-- WORK TO BE COMPLETED --
For this task, extract exactly the lines of the data below, from the line containing "Reverse-engineer this chart into JSON." through the last one, with pictures left out.

-- RECORDS TO PROCESS --
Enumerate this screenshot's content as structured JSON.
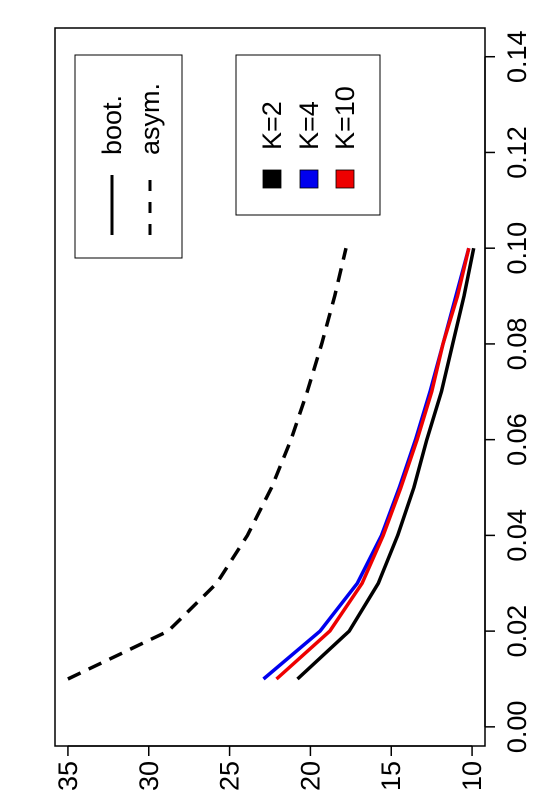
{
  "chart_data": {
    "type": "line",
    "title": "",
    "xlabel": "",
    "ylabel": "",
    "xlim": [
      -0.004,
      0.146
    ],
    "ylim": [
      9.2,
      35.8
    ],
    "x_ticks": [
      "0.00",
      "0.02",
      "0.04",
      "0.06",
      "0.08",
      "0.10",
      "0.12",
      "0.14"
    ],
    "y_ticks": [
      "10",
      "15",
      "20",
      "25",
      "30",
      "35"
    ],
    "orientation": "rotated 90° counter-clockwise",
    "grid": false,
    "series": [
      {
        "name": "asym.",
        "style": "dashed",
        "color": "#000000",
        "x": [
          0.01,
          0.02,
          0.03,
          0.04,
          0.05,
          0.06,
          0.07,
          0.08,
          0.09,
          0.1
        ],
        "y": [
          35.0,
          28.8,
          25.8,
          23.9,
          22.4,
          21.2,
          20.2,
          19.3,
          18.5,
          17.8
        ]
      },
      {
        "name": "K=2",
        "style": "solid",
        "color": "#000000",
        "x": [
          0.01,
          0.02,
          0.03,
          0.04,
          0.05,
          0.06,
          0.07,
          0.08,
          0.09,
          0.1
        ],
        "y": [
          20.8,
          17.6,
          15.8,
          14.6,
          13.6,
          12.8,
          11.9,
          11.2,
          10.5,
          9.9
        ]
      },
      {
        "name": "K=4",
        "style": "solid",
        "color": "#0000ee",
        "x": [
          0.01,
          0.02,
          0.03,
          0.04,
          0.05,
          0.06,
          0.07,
          0.08,
          0.09,
          0.1
        ],
        "y": [
          22.9,
          19.4,
          17.1,
          15.6,
          14.5,
          13.5,
          12.6,
          11.8,
          11.0,
          10.2
        ]
      },
      {
        "name": "K=10",
        "style": "solid",
        "color": "#ee0000",
        "x": [
          0.01,
          0.02,
          0.03,
          0.04,
          0.05,
          0.06,
          0.07,
          0.08,
          0.09,
          0.1
        ],
        "y": [
          22.1,
          18.8,
          16.8,
          15.5,
          14.4,
          13.4,
          12.5,
          11.8,
          10.9,
          10.2
        ]
      }
    ],
    "legend_linetype": {
      "placement": "top-left",
      "entries": [
        {
          "label": "boot.",
          "style": "solid"
        },
        {
          "label": "asym.",
          "style": "dashed"
        }
      ]
    },
    "legend_color": {
      "placement": "top-center",
      "entries": [
        {
          "label": "K=2",
          "color": "#000000"
        },
        {
          "label": "K=4",
          "color": "#0000ee"
        },
        {
          "label": "K=10",
          "color": "#ee0000"
        }
      ]
    }
  }
}
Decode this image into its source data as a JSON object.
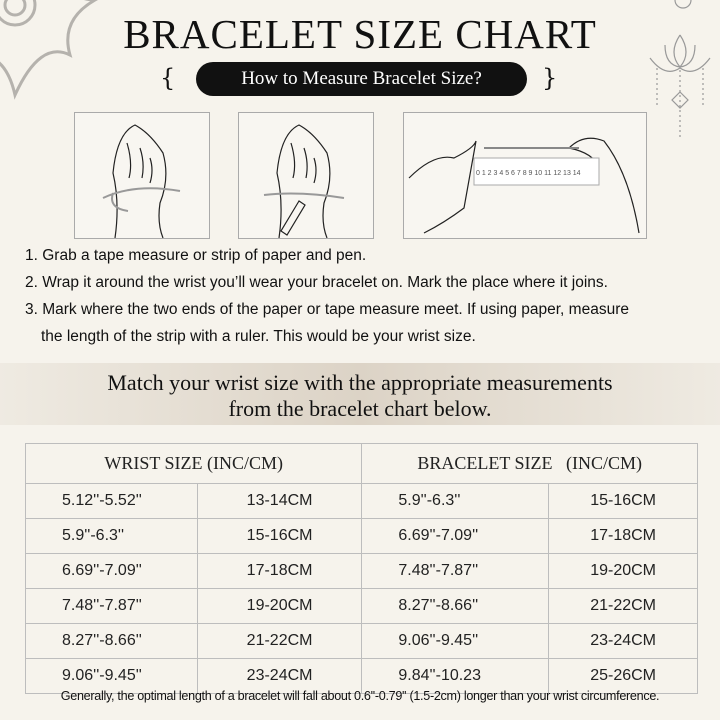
{
  "title": "BRACELET SIZE CHART",
  "subtitle": "How to Measure Bracelet Size?",
  "illustrations": [
    {
      "icon": "hand-wrap-string-icon"
    },
    {
      "icon": "hand-mark-pen-icon"
    },
    {
      "icon": "hands-ruler-icon",
      "ruler_numbers": "0 1 2 3 4 5 6 7 8 9 10 11 12 13 14"
    }
  ],
  "steps": [
    "1. Grab a tape measure or strip of paper and pen.",
    "2. Wrap it around the wrist you’ll wear your bracelet on. Mark the place where it joins.",
    "3. Mark where the two ends of the paper or tape measure meet. If using paper, measure",
    "the length of the strip with a ruler. This would be your wrist size."
  ],
  "banner": [
    "Match your wrist size with the appropriate measurements",
    "from the bracelet chart below."
  ],
  "table": {
    "headers": [
      "WRIST SIZE (INC/CM)",
      "BRACELET SIZE   (INC/CM)"
    ],
    "rows": [
      [
        "5.12''-5.52''",
        "13-14CM",
        "5.9''-6.3''",
        "15-16CM"
      ],
      [
        "5.9''-6.3''",
        "15-16CM",
        "6.69''-7.09''",
        "17-18CM"
      ],
      [
        "6.69''-7.09''",
        "17-18CM",
        "7.48''-7.87''",
        "19-20CM"
      ],
      [
        "7.48''-7.87''",
        "19-20CM",
        "8.27''-8.66''",
        "21-22CM"
      ],
      [
        "8.27''-8.66''",
        "21-22CM",
        "9.06''-9.45''",
        "23-24CM"
      ],
      [
        "9.06''-9.45''",
        "23-24CM",
        "9.84''-10.23",
        "25-26CM"
      ]
    ]
  },
  "footnote": "Generally, the optimal length of a bracelet will fall about 0.6''-0.79'' (1.5-2cm) longer than your wrist circumference.",
  "colors": {
    "background": "#f6f3ec",
    "pill": "#111111",
    "border": "#bdbdbd"
  }
}
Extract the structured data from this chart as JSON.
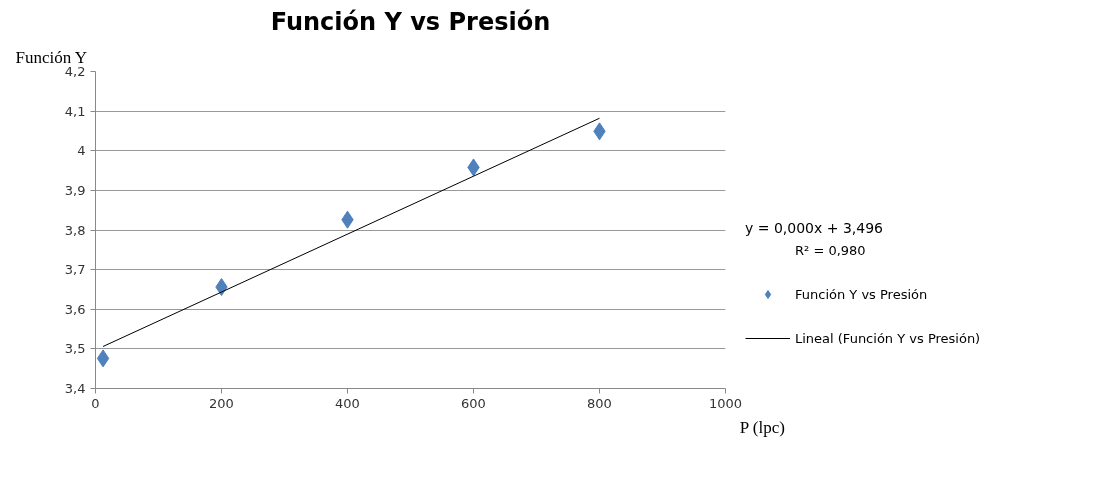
{
  "chart_data": {
    "type": "scatter",
    "title": "Función Y vs Presión",
    "xlabel": "P (lpc)",
    "ylabel": "Función Y",
    "series": [
      {
        "name": "Función Y vs Presión",
        "color": "#4f81bd",
        "marker": "diamond",
        "x": [
          12,
          200,
          400,
          600,
          800
        ],
        "values": [
          3.476,
          3.656,
          3.826,
          3.958,
          4.049
        ]
      },
      {
        "name": "Lineal (Función Y vs Presión)",
        "type": "line",
        "color": "#000000",
        "line_style": "solid",
        "x": [
          12,
          800
        ],
        "values": [
          3.506,
          4.082
        ]
      }
    ],
    "annotations": [
      "y = 0,000x + 3,496",
      "R² = 0,980"
    ],
    "xlim": [
      0,
      1000
    ],
    "xticks": [
      0,
      200,
      400,
      600,
      800,
      1000
    ],
    "ylim": [
      3.4,
      4.2
    ],
    "yticks": [
      {
        "value": 3.4,
        "label": "3,4"
      },
      {
        "value": 3.5,
        "label": "3,5"
      },
      {
        "value": 3.6,
        "label": "3,6"
      },
      {
        "value": 3.7,
        "label": "3,7"
      },
      {
        "value": 3.8,
        "label": "3,8"
      },
      {
        "value": 3.9,
        "label": "3,9"
      },
      {
        "value": 4,
        "label": "4"
      },
      {
        "value": 4.1,
        "label": "4,1"
      },
      {
        "value": 4.2,
        "label": "4,2"
      }
    ],
    "grid": "y",
    "legend": "right"
  }
}
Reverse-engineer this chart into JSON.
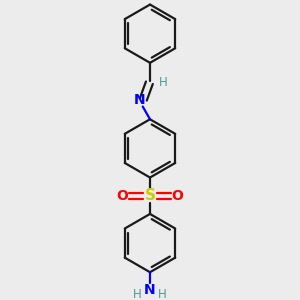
{
  "bg_color": "#ececec",
  "bond_color": "#1a1a1a",
  "nitrogen_color": "#0000ff",
  "oxygen_color": "#ff0000",
  "sulfur_color": "#cccc00",
  "hydrogen_color": "#4d9999",
  "line_width": 1.6,
  "figsize": [
    3.0,
    3.0
  ],
  "dpi": 100,
  "xlim": [
    -1.1,
    1.1
  ],
  "ylim": [
    -1.55,
    1.65
  ]
}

-- WRITTEN SOLUTION --
Reverse-engineer this chart into JSON.
{
  "bg_color": "#ececec",
  "bond_color": "#1a1a1a",
  "nitrogen_color": "#0000ff",
  "oxygen_color": "#ff0000",
  "sulfur_color": "#cccc00",
  "hydrogen_color": "#4d9999",
  "line_width": 1.6,
  "figsize": [
    3.0,
    3.0
  ],
  "dpi": 100,
  "xlim": [
    -1.1,
    1.1
  ],
  "ylim": [
    -1.55,
    1.65
  ]
}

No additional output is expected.